- **WHAT THIS TASK INVOLVES**
Read the records below. Copy each line where the string "Ryan" occurs.

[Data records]

[start]

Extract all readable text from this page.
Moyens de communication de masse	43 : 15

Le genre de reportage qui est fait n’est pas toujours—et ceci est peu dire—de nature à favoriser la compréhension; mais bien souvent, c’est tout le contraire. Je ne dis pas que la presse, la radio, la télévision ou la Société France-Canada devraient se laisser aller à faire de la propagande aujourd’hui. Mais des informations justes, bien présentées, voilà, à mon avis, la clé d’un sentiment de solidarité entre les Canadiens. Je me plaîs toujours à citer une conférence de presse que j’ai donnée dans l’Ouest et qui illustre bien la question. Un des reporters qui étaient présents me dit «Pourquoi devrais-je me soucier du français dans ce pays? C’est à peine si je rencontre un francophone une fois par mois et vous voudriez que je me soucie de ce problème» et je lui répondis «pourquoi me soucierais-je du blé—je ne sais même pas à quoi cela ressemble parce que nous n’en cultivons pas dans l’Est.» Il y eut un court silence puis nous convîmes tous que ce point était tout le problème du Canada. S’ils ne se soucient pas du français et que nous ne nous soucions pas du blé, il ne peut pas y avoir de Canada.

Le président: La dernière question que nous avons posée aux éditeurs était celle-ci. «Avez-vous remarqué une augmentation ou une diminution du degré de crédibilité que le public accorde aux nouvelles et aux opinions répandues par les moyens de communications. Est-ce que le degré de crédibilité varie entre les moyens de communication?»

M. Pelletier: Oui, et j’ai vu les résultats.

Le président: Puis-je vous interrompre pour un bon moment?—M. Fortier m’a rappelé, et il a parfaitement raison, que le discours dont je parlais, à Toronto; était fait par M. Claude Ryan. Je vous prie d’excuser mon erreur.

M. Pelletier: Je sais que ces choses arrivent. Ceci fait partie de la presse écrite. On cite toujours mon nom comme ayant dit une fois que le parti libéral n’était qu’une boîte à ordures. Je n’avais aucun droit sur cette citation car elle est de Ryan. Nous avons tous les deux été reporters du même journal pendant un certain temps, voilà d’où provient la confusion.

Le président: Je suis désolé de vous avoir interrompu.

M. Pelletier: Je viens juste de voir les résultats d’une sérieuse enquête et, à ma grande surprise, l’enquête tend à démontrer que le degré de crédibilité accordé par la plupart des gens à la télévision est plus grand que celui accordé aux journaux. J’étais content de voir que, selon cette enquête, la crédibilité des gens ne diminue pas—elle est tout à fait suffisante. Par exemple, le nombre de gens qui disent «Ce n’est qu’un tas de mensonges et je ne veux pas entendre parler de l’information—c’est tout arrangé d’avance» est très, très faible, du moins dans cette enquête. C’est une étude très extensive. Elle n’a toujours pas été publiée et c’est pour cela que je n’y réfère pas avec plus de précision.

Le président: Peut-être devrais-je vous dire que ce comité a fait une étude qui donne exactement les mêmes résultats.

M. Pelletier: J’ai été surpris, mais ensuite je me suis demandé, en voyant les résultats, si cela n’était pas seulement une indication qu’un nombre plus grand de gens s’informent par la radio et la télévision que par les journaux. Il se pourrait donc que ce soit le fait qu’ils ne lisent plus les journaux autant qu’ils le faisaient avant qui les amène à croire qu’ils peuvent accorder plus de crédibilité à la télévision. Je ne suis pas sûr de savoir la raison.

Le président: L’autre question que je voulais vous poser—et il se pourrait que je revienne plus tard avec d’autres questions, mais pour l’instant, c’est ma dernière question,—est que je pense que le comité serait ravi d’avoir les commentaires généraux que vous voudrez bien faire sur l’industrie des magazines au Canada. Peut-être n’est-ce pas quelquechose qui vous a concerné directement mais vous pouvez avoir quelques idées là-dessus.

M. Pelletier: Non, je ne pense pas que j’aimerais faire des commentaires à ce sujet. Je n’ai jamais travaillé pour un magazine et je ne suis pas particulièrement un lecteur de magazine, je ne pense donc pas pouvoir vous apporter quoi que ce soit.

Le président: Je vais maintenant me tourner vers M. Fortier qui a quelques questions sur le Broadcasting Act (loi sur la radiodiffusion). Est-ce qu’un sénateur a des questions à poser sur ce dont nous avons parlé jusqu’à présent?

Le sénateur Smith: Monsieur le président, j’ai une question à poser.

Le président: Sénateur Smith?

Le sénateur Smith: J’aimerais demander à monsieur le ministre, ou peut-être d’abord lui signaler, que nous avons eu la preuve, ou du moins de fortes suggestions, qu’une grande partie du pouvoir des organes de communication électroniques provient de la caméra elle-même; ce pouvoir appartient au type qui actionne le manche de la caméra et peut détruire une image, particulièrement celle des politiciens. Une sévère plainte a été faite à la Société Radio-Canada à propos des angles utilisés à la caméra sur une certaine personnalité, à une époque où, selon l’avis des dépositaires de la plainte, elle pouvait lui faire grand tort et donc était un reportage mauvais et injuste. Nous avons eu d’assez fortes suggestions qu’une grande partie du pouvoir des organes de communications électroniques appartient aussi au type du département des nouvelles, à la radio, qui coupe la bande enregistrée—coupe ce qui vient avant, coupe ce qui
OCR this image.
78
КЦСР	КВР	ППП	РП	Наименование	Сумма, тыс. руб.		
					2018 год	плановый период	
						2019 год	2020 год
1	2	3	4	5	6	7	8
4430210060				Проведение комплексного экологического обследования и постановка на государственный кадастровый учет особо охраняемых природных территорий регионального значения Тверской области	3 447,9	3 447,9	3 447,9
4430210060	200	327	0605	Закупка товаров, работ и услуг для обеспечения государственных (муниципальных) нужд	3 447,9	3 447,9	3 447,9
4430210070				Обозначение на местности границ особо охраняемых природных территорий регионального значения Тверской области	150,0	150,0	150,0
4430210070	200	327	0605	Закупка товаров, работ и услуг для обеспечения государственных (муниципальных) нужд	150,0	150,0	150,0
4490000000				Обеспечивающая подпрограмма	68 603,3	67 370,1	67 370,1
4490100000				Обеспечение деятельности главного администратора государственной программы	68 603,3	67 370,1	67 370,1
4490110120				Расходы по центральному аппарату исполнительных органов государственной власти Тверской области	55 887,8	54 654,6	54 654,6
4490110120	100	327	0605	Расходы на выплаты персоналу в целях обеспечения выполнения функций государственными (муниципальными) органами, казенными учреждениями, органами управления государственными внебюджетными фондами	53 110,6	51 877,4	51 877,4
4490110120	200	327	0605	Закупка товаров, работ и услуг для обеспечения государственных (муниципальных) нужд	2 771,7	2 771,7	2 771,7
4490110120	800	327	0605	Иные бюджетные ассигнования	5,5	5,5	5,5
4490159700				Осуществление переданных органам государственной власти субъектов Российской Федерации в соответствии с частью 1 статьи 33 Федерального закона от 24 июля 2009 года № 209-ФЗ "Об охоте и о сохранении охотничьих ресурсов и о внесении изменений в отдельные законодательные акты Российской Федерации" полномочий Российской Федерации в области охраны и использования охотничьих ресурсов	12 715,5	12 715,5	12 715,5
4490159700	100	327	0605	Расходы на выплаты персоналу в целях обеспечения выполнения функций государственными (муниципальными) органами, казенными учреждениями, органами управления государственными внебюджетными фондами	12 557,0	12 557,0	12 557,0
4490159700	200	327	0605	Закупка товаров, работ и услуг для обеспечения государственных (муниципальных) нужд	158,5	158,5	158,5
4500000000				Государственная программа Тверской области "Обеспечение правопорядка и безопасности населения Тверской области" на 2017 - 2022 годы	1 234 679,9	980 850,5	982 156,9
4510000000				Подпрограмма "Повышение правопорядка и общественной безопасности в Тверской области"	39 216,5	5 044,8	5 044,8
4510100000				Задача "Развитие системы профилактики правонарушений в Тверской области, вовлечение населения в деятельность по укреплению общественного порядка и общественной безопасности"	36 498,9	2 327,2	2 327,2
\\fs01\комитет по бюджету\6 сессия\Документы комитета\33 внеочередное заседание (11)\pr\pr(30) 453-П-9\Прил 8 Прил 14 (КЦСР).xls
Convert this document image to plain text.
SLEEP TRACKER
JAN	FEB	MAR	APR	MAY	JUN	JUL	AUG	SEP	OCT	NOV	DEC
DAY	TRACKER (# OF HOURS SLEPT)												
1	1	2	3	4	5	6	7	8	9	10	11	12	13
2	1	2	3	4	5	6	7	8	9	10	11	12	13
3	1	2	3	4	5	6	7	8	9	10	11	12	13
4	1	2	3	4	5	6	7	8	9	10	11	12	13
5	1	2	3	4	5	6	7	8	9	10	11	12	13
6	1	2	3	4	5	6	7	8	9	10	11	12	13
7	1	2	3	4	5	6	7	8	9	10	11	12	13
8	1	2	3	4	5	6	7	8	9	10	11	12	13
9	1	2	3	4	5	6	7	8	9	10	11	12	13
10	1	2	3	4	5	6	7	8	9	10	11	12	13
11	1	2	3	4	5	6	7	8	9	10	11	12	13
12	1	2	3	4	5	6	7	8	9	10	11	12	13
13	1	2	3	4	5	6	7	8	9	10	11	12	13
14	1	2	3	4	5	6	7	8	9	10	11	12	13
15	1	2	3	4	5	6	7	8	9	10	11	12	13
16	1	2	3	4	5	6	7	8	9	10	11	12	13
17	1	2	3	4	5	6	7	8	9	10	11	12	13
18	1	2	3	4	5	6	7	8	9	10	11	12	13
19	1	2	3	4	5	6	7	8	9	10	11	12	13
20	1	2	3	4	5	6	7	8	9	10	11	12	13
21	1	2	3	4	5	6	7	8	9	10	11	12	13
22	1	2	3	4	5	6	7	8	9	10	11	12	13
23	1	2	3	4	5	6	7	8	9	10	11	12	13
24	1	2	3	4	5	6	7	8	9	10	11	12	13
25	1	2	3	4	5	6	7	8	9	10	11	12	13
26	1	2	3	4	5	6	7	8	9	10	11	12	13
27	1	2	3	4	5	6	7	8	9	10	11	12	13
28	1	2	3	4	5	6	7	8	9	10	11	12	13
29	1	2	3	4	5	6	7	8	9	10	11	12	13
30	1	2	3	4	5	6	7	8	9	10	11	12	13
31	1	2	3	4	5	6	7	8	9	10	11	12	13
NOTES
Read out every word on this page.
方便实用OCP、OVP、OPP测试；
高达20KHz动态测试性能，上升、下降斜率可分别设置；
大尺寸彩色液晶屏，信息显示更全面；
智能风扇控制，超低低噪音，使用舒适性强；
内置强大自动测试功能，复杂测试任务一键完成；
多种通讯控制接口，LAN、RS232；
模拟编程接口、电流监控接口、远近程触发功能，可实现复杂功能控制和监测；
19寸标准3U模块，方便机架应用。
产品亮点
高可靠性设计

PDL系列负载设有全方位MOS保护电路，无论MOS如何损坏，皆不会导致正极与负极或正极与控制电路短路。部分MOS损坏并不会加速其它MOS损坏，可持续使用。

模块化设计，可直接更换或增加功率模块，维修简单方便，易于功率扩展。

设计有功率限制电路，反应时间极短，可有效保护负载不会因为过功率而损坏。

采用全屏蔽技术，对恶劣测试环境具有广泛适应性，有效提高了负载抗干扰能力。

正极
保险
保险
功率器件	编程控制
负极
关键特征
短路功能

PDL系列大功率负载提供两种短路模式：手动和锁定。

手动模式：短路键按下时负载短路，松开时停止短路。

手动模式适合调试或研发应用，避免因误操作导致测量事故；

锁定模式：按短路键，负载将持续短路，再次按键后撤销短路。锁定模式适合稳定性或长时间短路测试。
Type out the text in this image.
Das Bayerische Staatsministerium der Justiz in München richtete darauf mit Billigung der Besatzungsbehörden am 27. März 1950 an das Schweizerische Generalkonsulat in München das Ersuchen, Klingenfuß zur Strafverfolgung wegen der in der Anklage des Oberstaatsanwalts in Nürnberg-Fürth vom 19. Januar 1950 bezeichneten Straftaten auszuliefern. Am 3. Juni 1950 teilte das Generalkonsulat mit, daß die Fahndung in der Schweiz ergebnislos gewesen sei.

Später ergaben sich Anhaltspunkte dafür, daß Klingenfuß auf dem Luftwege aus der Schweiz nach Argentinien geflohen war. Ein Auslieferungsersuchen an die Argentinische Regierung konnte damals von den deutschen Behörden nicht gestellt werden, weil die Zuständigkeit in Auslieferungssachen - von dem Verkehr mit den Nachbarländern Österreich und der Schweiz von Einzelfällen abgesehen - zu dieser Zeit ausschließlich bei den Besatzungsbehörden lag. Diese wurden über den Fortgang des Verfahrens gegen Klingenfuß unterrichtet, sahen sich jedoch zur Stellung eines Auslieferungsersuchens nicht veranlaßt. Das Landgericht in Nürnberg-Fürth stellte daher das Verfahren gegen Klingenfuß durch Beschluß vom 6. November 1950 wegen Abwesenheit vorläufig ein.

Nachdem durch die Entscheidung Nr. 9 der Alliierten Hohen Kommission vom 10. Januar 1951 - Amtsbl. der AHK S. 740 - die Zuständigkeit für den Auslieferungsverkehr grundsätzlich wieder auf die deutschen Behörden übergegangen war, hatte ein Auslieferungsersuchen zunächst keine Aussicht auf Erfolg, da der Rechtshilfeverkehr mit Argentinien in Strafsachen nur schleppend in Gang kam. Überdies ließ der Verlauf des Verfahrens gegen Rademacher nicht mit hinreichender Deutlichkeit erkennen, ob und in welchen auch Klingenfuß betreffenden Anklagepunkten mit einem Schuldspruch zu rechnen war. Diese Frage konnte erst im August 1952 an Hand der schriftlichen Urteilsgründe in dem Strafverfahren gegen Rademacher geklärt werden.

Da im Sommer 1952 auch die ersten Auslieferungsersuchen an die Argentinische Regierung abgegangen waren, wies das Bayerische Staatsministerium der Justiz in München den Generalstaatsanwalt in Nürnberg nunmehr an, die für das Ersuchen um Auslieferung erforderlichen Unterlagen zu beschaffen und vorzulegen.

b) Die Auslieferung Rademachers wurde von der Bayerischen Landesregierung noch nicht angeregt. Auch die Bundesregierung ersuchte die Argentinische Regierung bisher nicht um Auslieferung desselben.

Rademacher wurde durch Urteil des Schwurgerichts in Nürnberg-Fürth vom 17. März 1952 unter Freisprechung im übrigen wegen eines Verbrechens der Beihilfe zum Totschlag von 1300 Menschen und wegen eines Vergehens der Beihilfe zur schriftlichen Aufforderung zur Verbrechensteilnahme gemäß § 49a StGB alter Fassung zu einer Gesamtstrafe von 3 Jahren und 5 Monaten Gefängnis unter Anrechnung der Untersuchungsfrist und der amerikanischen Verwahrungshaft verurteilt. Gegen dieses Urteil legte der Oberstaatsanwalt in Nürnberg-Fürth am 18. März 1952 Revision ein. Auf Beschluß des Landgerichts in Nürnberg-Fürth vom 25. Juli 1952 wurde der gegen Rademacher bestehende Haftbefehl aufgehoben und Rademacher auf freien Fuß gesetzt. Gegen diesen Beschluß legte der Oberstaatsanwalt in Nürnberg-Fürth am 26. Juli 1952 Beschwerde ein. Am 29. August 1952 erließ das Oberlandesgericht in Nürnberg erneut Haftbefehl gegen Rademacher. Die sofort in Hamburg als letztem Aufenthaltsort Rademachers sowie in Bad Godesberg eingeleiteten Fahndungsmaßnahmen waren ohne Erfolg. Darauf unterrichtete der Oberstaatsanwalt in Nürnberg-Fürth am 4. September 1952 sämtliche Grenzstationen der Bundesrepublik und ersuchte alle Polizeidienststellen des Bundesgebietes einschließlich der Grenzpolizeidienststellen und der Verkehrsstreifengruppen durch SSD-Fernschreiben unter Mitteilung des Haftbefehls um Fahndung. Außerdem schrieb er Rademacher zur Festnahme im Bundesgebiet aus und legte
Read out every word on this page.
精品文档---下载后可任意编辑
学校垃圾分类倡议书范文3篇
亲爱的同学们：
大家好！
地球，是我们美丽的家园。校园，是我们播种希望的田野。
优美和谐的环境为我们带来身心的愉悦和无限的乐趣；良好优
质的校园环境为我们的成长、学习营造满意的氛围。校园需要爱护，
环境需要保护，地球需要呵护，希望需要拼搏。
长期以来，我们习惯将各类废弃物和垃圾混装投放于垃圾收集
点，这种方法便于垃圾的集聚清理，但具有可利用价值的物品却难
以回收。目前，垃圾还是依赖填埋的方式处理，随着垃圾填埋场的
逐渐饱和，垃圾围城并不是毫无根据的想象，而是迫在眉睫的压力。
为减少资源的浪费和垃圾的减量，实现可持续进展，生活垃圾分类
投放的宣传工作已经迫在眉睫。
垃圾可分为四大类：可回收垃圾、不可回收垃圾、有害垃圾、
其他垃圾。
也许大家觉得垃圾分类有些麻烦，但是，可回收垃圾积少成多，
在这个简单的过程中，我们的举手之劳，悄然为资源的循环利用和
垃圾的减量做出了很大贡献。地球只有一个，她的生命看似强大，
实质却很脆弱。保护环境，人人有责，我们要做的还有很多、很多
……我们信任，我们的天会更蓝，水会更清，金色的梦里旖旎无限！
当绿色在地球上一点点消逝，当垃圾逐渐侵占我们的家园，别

[end]

- **FINISHED EXERCISE**
Le président: Puis-je vous interrompre pour un bon moment?—M. Fortier m’a rappelé, et il a parfaitement raison, que le discours dont je parlais, à Toronto; était fait par M. Claude Ryan. Je vous prie d’excuser mon erreur.
M. Pelletier: Je sais que ces choses arrivent. Ceci fait partie de la presse écrite. On cite toujours mon nom comme ayant dit une fois que le parti libéral n’était qu’une boîte à ordures. Je n’avais aucun droit sur cette citation car elle est de Ryan. Nous avons tous les deux été reporters du même journal pendant un certain temps, voilà d’où provient la confusion.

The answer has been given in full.